Given records:
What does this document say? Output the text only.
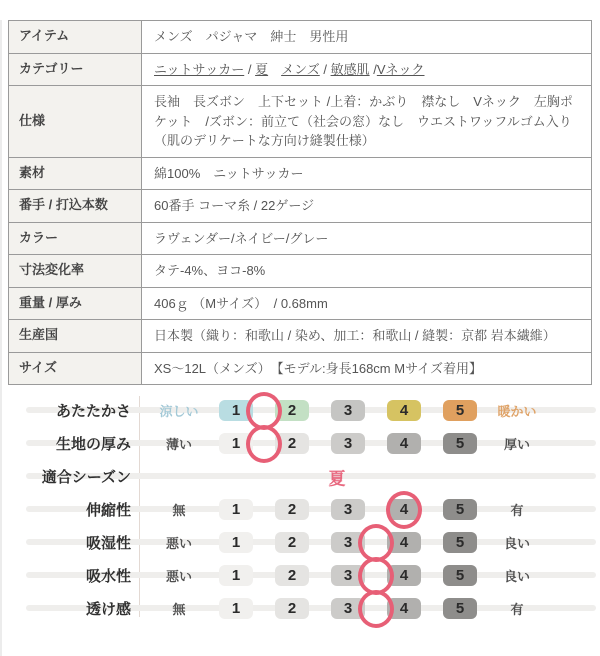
アイテム	メンズ　パジャマ　紳士　男性用
カテゴリー	ニットサッカー / 夏　 メンズ / 敏感肌 /Vネック
仕様	長袖　長ズボン　上下セット /上着：かぶり　襟なし　Vネック　左胸ポケット　/ズボン：前立て（社会の窓）なし　ウエストワッフルゴム入り　（肌のデリケートな方向け縫製仕様）
素材	綿100%　ニットサッカー
番手 / 打込本数	60番手 コーマ糸 / 22ゲージ
カラー	ラヴェンダー/ネイビー/グレー
寸法変化率	タテ-4%、ヨコ-8%
重量 / 厚み	406ｇ （Mサイズ）　/ 0.68mm
生産国	日本製（織り：和歌山 / 染め、加工：和歌山 / 縫製：京都 岩本繊維）
サイズ	XS〜12L（メンズ）　【モデル:身長168cm Mサイズ着用】
あたたかさ	涼しい	1	2	3	4	5	暖かい
生地の厚み	薄い	1	2	3	4	5	厚い
適合シーズン	夏
伸縮性	無	1	2	3	4	5	有
吸湿性	悪い	1	2	3	4	5	良い
吸水性	悪い	1	2	3	4	5	良い
透け感	無	1	2	3	4	5	有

Task to carry out: Return from the data every line that holds "Vネック".

Expected answer:
カテゴリー	ニットサッカー / 夏　 メンズ / 敏感肌 /Vネック
仕様	長袖　長ズボン　上下セット /上着：かぶり　襟なし　Vネック　左胸ポケット　/ズボン：前立て（社会の窓）なし　ウエストワッフルゴム入り　（肌のデリケートな方向け縫製仕様）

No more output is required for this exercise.